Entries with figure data
↓↓↓

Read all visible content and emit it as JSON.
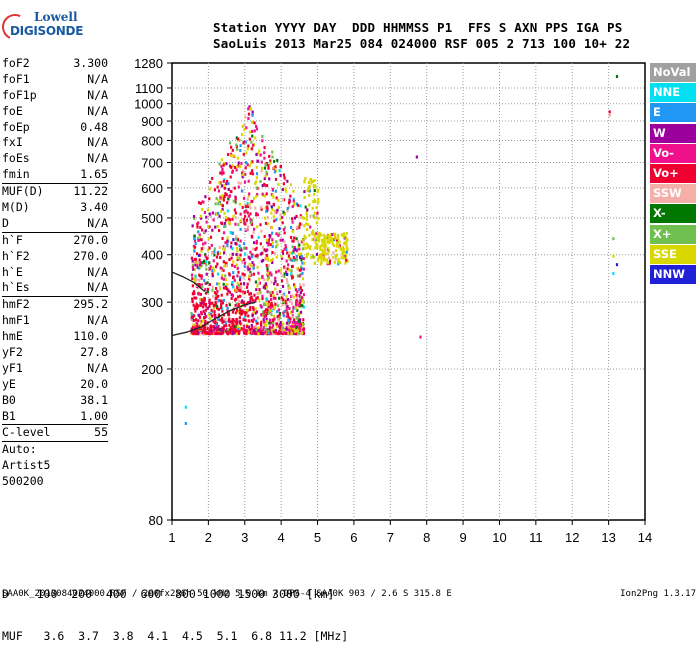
{
  "logo": {
    "line1": "Lowell",
    "line2": "DIGISONDE"
  },
  "header": {
    "row1": "Station YYYY DAY  DDD HHMMSS P1  FFS S AXN PPS IGA PS",
    "row2": "SaoLuis 2013 Mar25 084 024000 RSF 005 2 713 100 10+ 22"
  },
  "params": [
    {
      "label": "foF2",
      "value": "3.300",
      "sep": false
    },
    {
      "label": "foF1",
      "value": "N/A",
      "sep": false
    },
    {
      "label": "foF1p",
      "value": "N/A",
      "sep": false
    },
    {
      "label": "foE",
      "value": "N/A",
      "sep": false
    },
    {
      "label": "foEp",
      "value": "0.48",
      "sep": false
    },
    {
      "label": "fxI",
      "value": "N/A",
      "sep": false
    },
    {
      "label": "foEs",
      "value": "N/A",
      "sep": false
    },
    {
      "label": "fmin",
      "value": "1.65",
      "sep": false
    },
    {
      "label": "MUF(D)",
      "value": "11.22",
      "sep": true
    },
    {
      "label": "M(D)",
      "value": "3.40",
      "sep": false
    },
    {
      "label": "D",
      "value": "N/A",
      "sep": false
    },
    {
      "label": "h`F",
      "value": "270.0",
      "sep": true
    },
    {
      "label": "h`F2",
      "value": "270.0",
      "sep": false
    },
    {
      "label": "h`E",
      "value": "N/A",
      "sep": false
    },
    {
      "label": "h`Es",
      "value": "N/A",
      "sep": false
    },
    {
      "label": "hmF2",
      "value": "295.2",
      "sep": true
    },
    {
      "label": "hmF1",
      "value": "N/A",
      "sep": false
    },
    {
      "label": "hmE",
      "value": "110.0",
      "sep": false
    },
    {
      "label": "yF2",
      "value": "27.8",
      "sep": false
    },
    {
      "label": "yF1",
      "value": "N/A",
      "sep": false
    },
    {
      "label": "yE",
      "value": "20.0",
      "sep": false
    },
    {
      "label": "B0",
      "value": "38.1",
      "sep": false
    },
    {
      "label": "B1",
      "value": "1.00",
      "sep": false
    },
    {
      "label": "C-level",
      "value": "55",
      "sep": true
    },
    {
      "label": "Auto:",
      "value": "",
      "sep": true
    },
    {
      "label": "Artist5",
      "value": "",
      "sep": false
    },
    {
      "label": "500200",
      "value": "",
      "sep": false
    }
  ],
  "legend": [
    {
      "label": "NoVal",
      "color": "#a0a0a0"
    },
    {
      "label": "NNE",
      "color": "#00e0f0"
    },
    {
      "label": "E",
      "color": "#2196f3"
    },
    {
      "label": "W",
      "color": "#9c009c"
    },
    {
      "label": "Vo-",
      "color": "#f0108c"
    },
    {
      "label": "Vo+",
      "color": "#f00030"
    },
    {
      "label": "SSW",
      "color": "#f4b0a8"
    },
    {
      "label": "X-",
      "color": "#007800"
    },
    {
      "label": "X+",
      "color": "#70c050"
    },
    {
      "label": "SSE",
      "color": "#d8d800"
    },
    {
      "label": "NNW",
      "color": "#2020d8"
    }
  ],
  "footer": {
    "row1": "D    100  200  400  600  800 1000 1500 3000 [km]",
    "row2": "MUF   3.6  3.7  3.8  4.1  4.5  5.1  6.8 11.2 [MHz]",
    "file": "SAA0K_2013084024000.RSF / 260fx256h 50 kHz 5.0 km / DPS-4 SAA0K 903 / 2.6 S 315.8 E",
    "version": "Ion2Png 1.3.17"
  },
  "chart_data": {
    "type": "scatter",
    "title": "",
    "xlabel": "",
    "ylabel": "",
    "xlim": [
      1,
      14
    ],
    "ylim": [
      80,
      1280
    ],
    "yscale": "log",
    "xticks": [
      "1",
      "2",
      "3",
      "4",
      "5",
      "6",
      "7",
      "8",
      "9",
      "10",
      "11",
      "12",
      "13",
      "14"
    ],
    "yticks": [
      "80",
      "200",
      "300",
      "400",
      "500",
      "600",
      "700",
      "800",
      "900",
      "1000",
      "1100",
      "1280"
    ],
    "ytick_values": [
      80,
      200,
      300,
      400,
      500,
      600,
      700,
      800,
      900,
      1000,
      1100,
      1280
    ],
    "grid": true,
    "clusters": [
      {
        "name": "F-layer echo cloud",
        "xmin": 1.5,
        "xmax": 4.6,
        "ymin": 250,
        "ymax": 1000
      },
      {
        "name": "SSE high-range",
        "xmin": 4.6,
        "xmax": 5.8,
        "ymin": 380,
        "ymax": 820
      }
    ],
    "trace": {
      "x": [
        1.0,
        1.4,
        1.8,
        2.2,
        2.6,
        3.0,
        3.3
      ],
      "y": [
        245,
        250,
        258,
        272,
        285,
        295,
        300
      ]
    },
    "trace2": {
      "x": [
        1.0,
        1.3,
        1.6,
        1.9
      ],
      "y": [
        360,
        350,
        338,
        320
      ]
    },
    "isolated_points": [
      {
        "x": 1.35,
        "y": 160
      },
      {
        "x": 1.35,
        "y": 145
      },
      {
        "x": 7.7,
        "y": 730
      },
      {
        "x": 7.8,
        "y": 245
      },
      {
        "x": 13.0,
        "y": 960
      },
      {
        "x": 13.0,
        "y": 940
      },
      {
        "x": 13.2,
        "y": 1190
      },
      {
        "x": 13.1,
        "y": 445
      },
      {
        "x": 13.1,
        "y": 400
      },
      {
        "x": 13.2,
        "y": 380
      },
      {
        "x": 13.1,
        "y": 360
      }
    ]
  }
}
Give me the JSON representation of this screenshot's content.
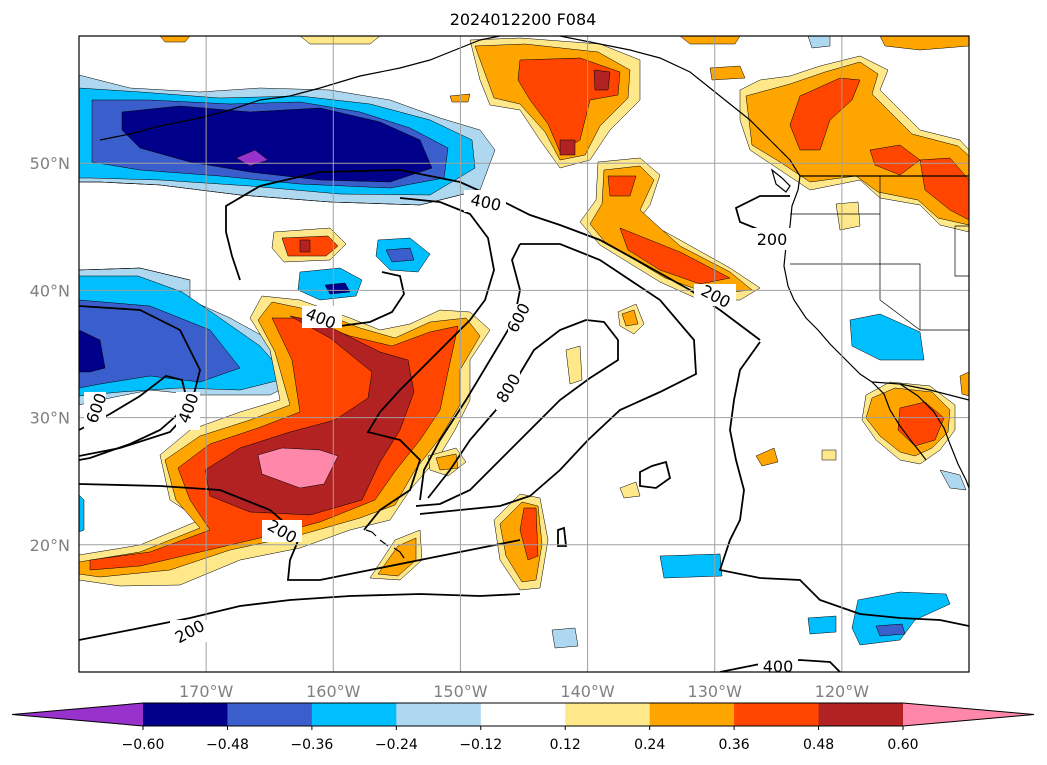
{
  "title": "2024012200 F084",
  "map": {
    "lon_range": [
      -180,
      -110
    ],
    "lat_range": [
      10,
      60
    ],
    "grid": true,
    "lat_ticks": [
      {
        "value": 20,
        "label": "20°N"
      },
      {
        "value": 30,
        "label": "30°N"
      },
      {
        "value": 40,
        "label": "40°N"
      },
      {
        "value": 50,
        "label": "50°N"
      }
    ],
    "lon_ticks": [
      {
        "value": -170,
        "label": "170°W"
      },
      {
        "value": -160,
        "label": "160°W"
      },
      {
        "value": -150,
        "label": "150°W"
      },
      {
        "value": -140,
        "label": "140°W"
      },
      {
        "value": -130,
        "label": "130°W"
      },
      {
        "value": -120,
        "label": "120°W"
      }
    ],
    "contour_labels": [
      "200",
      "400",
      "600",
      "800"
    ]
  },
  "colorbar": {
    "levels": [
      "−0.60",
      "−0.48",
      "−0.36",
      "−0.24",
      "−0.12",
      "0.12",
      "0.24",
      "0.36",
      "0.48",
      "0.60"
    ],
    "colors": [
      "#9932cc",
      "#00008b",
      "#3a5fcd",
      "#00bfff",
      "#add8f0",
      "#ffffff",
      "#ffe88a",
      "#ffa500",
      "#ff4500",
      "#b22222",
      "#ff88aa"
    ]
  }
}
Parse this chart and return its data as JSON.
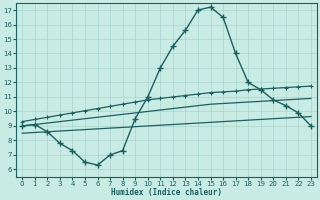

↑↑↑

> **REQUIRED WORK**: Copy out each line exactly, without the pictures.

> **SOLUTION TO THIS EXERCISE**:
Read all visible content and emit it as JSON.
{
  "logo": {
    "line1": "Lowell",
    "line2": "DIGISONDE"
  },
  "header": {
    "row1": "Station YYYY DAY  DDD HHMMSS P1  FFS S AXN PPS IGA PS",
    "row2": "SaoLuis 2013 Mar25 084 024000 RSF 005 2 713 100 10+ 22"
  },
  "params": [
    {
      "label": "foF2",
      "value": "3.300",
      "sep": false
    },
    {
      "label": "foF1",
      "value": "N/A",
      "sep": false
    },
    {
      "label": "foF1p",
      "value": "N/A",
      "sep": false
    },
    {
      "label": "foE",
      "value": "N/A",
      "sep": false
    },
    {
      "label": "foEp",
      "value": "0.48",
      "sep": false
    },
    {
      "label": "fxI",
      "value": "N/A",
      "sep": false
    },
    {
      "label": "foEs",
      "value": "N/A",
      "sep": false
    },
    {
      "label": "fmin",
      "value": "1.65",
      "sep": false
    },
    {
      "label": "MUF(D)",
      "value": "11.22",
      "sep": true
    },
    {
      "label": "M(D)",
      "value": "3.40",
      "sep": false
    },
    {
      "label": "D",
      "value": "N/A",
      "sep": false
    },
    {
      "label": "h`F",
      "value": "270.0",
      "sep": true
    },
    {
      "label": "h`F2",
      "value": "270.0",
      "sep": false
    },
    {
      "label": "h`E",
      "value": "N/A",
      "sep": false
    },
    {
      "label": "h`Es",
      "value": "N/A",
      "sep": false
    },
    {
      "label": "hmF2",
      "value": "295.2",
      "sep": true
    },
    {
      "label": "hmF1",
      "value": "N/A",
      "sep": false
    },
    {
      "label": "hmE",
      "value": "110.0",
      "sep": false
    },
    {
      "label": "yF2",
      "value": "27.8",
      "sep": false
    },
    {
      "label": "yF1",
      "value": "N/A",
      "sep": false
    },
    {
      "label": "yE",
      "value": "20.0",
      "sep": false
    },
    {
      "label": "B0",
      "value": "38.1",
      "sep": false
    },
    {
      "label": "B1",
      "value": "1.00",
      "sep": false
    },
    {
      "label": "C-level",
      "value": "55",
      "sep": true
    },
    {
      "label": "Auto:",
      "value": "",
      "sep": true
    },
    {
      "label": "Artist5",
      "value": "",
      "sep": false
    },
    {
      "label": "500200",
      "value": "",
      "sep": false
    }
  ],
  "legend": [
    {
      "label": "NoVal",
      "color": "#a0a0a0"
    },
    {
      "label": "NNE",
      "color": "#00e0f0"
    },
    {
      "label": "E",
      "color": "#2196f3"
    },
    {
      "label": "W",
      "color": "#9c009c"
    },
    {
      "label": "Vo-",
      "color": "#f0108c"
    },
    {
      "label": "Vo+",
      "color": "#f00030"
    },
    {
      "label": "SSW",
      "color": "#f4b0a8"
    },
    {
      "label": "X-",
      "color": "#007800"
    },
    {
      "label": "X+",
      "color": "#70c050"
    },
    {
      "label": "SSE",
      "color": "#d8d800"
    },
    {
      "label": "NNW",
      "color": "#2020d8"
    }
  ],
  "footer": {
    "row1": "D    100  200  400  600  800 1000 1500 3000 [km]",
    "row2": "MUF   3.6  3.7  3.8  4.1  4.5  5.1  6.8 11.2 [MHz]",
    "file": "SAA0K_2013084024000.RSF / 260fx256h 50 kHz 5.0 km / DPS-4 SAA0K 903 / 2.6 S 315.8 E",
    "version": "Ion2Png 1.3.17"
  },
  "chart_data": {
    "type": "scatter",
    "title": "",
    "xlabel": "",
    "ylabel": "",
    "xlim": [
      1,
      14
    ],
    "ylim": [
      80,
      1280
    ],
    "yscale": "log",
    "xticks": [
      "1",
      "2",
      "3",
      "4",
      "5",
      "6",
      "7",
      "8",
      "9",
      "10",
      "11",
      "12",
      "13",
      "14"
    ],
    "yticks": [
      "80",
      "200",
      "300",
      "400",
      "500",
      "600",
      "700",
      "800",
      "900",
      "1000",
      "1100",
      "1280"
    ],
    "ytick_values": [
      80,
      200,
      300,
      400,
      500,
      600,
      700,
      800,
      900,
      1000,
      1100,
      1280
    ],
    "grid": true,
    "clusters": [
      {
        "name": "F-layer echo cloud",
        "xmin": 1.5,
        "xmax": 4.6,
        "ymin": 250,
        "ymax": 1000
      },
      {
        "name": "SSE high-range",
        "xmin": 4.6,
        "xmax": 5.8,
        "ymin": 380,
        "ymax": 820
      }
    ],
    "trace": {
      "x": [
        1.0,
        1.4,
        1.8,
        2.2,
        2.6,
        3.0,
        3.3
      ],
      "y": [
        245,
        250,
        258,
        272,
        285,
        295,
        300
      ]
    },
    "trace2": {
      "x": [
        1.0,
        1.3,
        1.6,
        1.9
      ],
      "y": [
        360,
        350,
        338,
        320
      ]
    },
    "isolated_points": [
      {
        "x": 1.35,
        "y": 160
      },
      {
        "x": 1.35,
        "y": 145
      },
      {
        "x": 7.7,
        "y": 730
      },
      {
        "x": 7.8,
        "y": 245
      },
      {
        "x": 13.0,
        "y": 960
      },
      {
        "x": 13.0,
        "y": 940
      },
      {
        "x": 13.2,
        "y": 1190
      },
      {
        "x": 13.1,
        "y": 445
      },
      {
        "x": 13.1,
        "y": 400
      },
      {
        "x": 13.2,
        "y": 380
      },
      {
        "x": 13.1,
        "y": 360
      }
    ]
  }
}
Give me the JSON representation of this screenshot's content.
{
  "title": "2024012200 F084",
  "map": {
    "lon_range": [
      -180,
      -110
    ],
    "lat_range": [
      10,
      60
    ],
    "grid": true,
    "lat_ticks": [
      {
        "value": 20,
        "label": "20°N"
      },
      {
        "value": 30,
        "label": "30°N"
      },
      {
        "value": 40,
        "label": "40°N"
      },
      {
        "value": 50,
        "label": "50°N"
      }
    ],
    "lon_ticks": [
      {
        "value": -170,
        "label": "170°W"
      },
      {
        "value": -160,
        "label": "160°W"
      },
      {
        "value": -150,
        "label": "150°W"
      },
      {
        "value": -140,
        "label": "140°W"
      },
      {
        "value": -130,
        "label": "130°W"
      },
      {
        "value": -120,
        "label": "120°W"
      }
    ],
    "contour_labels": [
      "200",
      "400",
      "600",
      "800"
    ]
  },
  "colorbar": {
    "levels": [
      "−0.60",
      "−0.48",
      "−0.36",
      "−0.24",
      "−0.12",
      "0.12",
      "0.24",
      "0.36",
      "0.48",
      "0.60"
    ],
    "colors": [
      "#9932cc",
      "#00008b",
      "#3a5fcd",
      "#00bfff",
      "#add8f0",
      "#ffffff",
      "#ffe88a",
      "#ffa500",
      "#ff4500",
      "#b22222",
      "#ff88aa"
    ]
  }
}
Parse this chart and return its data as JSON.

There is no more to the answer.